Chart and figure data
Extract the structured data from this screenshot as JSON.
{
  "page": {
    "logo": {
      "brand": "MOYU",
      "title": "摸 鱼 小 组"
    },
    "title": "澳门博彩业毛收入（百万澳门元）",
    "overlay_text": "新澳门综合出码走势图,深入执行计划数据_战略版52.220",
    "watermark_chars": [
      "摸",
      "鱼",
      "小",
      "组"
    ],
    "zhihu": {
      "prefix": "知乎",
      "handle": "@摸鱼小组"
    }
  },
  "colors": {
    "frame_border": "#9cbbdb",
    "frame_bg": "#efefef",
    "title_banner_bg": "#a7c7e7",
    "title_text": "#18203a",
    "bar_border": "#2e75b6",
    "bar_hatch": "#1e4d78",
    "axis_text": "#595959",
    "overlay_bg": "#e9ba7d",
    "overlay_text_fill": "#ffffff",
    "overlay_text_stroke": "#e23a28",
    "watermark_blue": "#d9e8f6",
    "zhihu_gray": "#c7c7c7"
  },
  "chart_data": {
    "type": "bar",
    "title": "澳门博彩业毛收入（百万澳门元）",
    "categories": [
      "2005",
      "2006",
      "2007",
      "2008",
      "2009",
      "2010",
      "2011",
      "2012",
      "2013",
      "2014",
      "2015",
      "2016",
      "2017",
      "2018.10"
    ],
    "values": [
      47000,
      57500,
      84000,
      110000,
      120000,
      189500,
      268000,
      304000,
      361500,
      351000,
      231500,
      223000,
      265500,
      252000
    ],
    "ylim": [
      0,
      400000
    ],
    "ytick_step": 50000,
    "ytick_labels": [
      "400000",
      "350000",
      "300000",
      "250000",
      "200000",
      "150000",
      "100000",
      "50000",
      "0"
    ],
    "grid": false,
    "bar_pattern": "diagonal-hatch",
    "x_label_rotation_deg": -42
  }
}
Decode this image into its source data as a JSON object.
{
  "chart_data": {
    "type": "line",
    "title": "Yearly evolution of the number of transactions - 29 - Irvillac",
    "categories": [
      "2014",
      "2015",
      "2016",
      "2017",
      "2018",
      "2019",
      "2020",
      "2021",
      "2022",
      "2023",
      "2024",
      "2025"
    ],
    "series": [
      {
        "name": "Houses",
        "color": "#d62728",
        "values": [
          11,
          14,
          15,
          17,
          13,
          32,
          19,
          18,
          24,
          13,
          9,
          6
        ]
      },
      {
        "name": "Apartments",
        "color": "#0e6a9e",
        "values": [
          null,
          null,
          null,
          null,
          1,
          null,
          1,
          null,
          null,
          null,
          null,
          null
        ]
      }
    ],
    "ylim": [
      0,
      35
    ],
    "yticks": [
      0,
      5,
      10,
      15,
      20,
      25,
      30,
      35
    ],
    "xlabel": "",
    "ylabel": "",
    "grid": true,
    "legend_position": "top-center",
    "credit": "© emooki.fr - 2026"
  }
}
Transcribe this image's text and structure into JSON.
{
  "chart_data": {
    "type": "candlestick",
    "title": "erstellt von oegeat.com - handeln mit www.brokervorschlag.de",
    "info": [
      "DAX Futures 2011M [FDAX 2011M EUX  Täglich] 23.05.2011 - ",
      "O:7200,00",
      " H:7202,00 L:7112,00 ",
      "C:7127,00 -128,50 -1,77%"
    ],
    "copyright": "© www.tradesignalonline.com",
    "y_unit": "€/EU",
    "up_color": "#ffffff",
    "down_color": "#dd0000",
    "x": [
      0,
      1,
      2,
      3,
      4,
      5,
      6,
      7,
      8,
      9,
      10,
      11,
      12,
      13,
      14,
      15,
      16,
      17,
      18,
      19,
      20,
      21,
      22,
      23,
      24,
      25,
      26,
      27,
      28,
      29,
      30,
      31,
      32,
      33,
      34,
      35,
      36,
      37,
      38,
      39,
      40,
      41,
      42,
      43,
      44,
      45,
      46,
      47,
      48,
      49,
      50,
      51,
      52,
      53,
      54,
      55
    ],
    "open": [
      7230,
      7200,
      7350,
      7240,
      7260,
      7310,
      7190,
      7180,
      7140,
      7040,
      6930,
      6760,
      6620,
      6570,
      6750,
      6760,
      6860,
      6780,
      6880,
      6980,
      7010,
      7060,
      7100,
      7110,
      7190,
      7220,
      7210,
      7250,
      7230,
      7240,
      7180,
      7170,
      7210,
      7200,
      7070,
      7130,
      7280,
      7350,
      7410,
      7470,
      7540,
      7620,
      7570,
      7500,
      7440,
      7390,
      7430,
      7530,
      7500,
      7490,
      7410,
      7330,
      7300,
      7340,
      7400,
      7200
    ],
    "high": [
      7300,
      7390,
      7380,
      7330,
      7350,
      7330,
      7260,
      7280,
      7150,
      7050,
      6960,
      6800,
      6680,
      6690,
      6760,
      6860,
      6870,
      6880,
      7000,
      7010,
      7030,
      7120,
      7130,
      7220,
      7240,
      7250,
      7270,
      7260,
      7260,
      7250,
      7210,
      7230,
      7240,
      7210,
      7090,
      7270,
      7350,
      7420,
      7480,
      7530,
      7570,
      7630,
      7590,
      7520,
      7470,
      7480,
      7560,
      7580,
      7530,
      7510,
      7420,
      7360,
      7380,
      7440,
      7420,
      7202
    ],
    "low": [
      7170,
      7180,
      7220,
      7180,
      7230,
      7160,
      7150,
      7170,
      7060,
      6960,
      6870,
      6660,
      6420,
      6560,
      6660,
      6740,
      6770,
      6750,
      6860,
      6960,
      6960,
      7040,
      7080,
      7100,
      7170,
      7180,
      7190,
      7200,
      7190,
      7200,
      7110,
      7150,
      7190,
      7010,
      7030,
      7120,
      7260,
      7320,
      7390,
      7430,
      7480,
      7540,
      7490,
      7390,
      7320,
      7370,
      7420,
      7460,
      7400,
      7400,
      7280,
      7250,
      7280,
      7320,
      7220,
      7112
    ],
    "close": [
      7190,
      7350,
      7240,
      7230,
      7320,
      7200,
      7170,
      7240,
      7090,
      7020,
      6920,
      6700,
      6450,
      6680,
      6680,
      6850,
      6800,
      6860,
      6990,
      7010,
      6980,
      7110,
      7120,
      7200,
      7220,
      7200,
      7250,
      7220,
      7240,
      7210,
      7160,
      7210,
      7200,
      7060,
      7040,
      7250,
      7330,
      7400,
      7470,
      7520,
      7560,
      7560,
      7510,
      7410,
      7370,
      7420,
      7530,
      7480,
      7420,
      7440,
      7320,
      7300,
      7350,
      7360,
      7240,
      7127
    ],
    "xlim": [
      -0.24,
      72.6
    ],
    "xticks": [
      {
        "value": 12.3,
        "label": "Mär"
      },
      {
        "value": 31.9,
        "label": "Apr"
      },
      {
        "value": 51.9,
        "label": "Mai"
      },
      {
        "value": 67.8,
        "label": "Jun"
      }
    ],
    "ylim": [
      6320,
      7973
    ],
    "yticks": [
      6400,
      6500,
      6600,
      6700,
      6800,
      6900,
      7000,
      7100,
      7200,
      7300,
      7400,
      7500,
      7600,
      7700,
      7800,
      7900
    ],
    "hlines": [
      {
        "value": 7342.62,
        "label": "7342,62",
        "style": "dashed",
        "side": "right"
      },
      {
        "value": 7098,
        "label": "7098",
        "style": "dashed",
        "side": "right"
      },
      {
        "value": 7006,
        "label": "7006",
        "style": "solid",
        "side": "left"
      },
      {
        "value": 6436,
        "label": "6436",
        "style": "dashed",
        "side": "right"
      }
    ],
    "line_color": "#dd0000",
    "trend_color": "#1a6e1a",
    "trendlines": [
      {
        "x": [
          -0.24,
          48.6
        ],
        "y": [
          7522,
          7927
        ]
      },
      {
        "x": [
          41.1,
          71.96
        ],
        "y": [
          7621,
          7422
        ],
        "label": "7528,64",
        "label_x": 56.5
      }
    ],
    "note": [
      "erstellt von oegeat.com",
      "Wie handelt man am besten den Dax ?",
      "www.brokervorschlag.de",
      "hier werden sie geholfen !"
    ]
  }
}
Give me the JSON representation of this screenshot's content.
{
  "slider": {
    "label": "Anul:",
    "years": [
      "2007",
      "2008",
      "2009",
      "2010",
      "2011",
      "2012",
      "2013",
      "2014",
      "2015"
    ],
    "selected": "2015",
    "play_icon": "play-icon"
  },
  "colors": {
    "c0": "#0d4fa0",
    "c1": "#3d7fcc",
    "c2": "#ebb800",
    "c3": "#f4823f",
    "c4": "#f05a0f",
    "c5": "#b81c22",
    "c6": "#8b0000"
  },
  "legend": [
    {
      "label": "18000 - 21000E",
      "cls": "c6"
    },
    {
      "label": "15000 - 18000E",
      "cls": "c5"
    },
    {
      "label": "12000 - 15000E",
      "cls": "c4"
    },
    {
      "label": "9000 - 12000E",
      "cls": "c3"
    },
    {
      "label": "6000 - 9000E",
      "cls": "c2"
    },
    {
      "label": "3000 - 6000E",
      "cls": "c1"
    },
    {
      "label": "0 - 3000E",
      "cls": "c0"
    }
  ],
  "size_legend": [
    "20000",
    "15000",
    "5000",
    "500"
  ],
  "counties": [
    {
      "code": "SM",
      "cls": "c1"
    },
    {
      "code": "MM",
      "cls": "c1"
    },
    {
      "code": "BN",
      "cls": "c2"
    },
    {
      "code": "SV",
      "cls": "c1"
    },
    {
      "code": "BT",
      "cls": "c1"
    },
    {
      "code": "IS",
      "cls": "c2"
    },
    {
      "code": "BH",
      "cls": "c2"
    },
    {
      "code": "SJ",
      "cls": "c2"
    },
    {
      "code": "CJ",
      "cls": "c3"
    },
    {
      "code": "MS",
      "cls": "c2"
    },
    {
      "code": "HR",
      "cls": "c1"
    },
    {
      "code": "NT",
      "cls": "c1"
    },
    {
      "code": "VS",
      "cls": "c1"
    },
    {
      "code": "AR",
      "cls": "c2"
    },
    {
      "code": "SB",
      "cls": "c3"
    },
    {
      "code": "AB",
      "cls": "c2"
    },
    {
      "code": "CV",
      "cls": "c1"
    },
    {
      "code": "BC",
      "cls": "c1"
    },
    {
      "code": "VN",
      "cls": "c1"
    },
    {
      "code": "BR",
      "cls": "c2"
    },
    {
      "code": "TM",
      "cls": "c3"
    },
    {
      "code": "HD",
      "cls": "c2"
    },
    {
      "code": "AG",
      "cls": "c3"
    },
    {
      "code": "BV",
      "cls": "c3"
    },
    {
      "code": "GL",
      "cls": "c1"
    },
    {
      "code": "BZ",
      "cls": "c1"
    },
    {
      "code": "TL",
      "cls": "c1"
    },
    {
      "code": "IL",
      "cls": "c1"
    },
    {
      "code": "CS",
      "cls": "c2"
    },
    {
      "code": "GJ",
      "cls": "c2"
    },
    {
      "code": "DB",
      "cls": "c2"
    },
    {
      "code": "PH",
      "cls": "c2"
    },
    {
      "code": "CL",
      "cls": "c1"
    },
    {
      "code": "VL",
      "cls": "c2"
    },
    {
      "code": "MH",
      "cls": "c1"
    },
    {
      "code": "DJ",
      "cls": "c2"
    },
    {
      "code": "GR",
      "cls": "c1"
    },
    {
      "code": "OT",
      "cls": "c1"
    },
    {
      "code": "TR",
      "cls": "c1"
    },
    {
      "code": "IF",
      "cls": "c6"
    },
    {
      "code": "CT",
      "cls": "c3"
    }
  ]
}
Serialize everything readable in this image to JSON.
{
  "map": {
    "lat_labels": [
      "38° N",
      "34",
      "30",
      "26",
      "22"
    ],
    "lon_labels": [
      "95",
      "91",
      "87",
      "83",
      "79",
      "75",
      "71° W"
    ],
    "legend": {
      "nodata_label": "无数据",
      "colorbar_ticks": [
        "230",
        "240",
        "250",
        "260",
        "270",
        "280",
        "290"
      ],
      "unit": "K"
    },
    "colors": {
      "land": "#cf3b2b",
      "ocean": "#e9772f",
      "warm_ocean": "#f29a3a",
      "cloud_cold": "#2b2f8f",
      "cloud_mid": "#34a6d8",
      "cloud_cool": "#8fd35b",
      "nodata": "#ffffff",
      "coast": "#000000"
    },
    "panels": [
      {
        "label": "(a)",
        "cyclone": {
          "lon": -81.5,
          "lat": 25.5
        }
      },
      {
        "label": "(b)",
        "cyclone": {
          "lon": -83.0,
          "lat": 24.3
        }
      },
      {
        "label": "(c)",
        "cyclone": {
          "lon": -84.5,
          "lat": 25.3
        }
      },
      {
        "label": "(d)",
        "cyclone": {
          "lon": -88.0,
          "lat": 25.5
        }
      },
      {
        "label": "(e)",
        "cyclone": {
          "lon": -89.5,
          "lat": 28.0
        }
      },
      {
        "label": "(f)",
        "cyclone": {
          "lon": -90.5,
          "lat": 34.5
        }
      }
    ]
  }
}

INSTRUCTIONS TO FOLLOW ▸
Copy out each line in the listing that has the word "ffffff".

TASK ANSWER ▸
    "overlay_text_fill": "#ffffff",
    "up_color": "#ffffff",
      "nodata": "#ffffff",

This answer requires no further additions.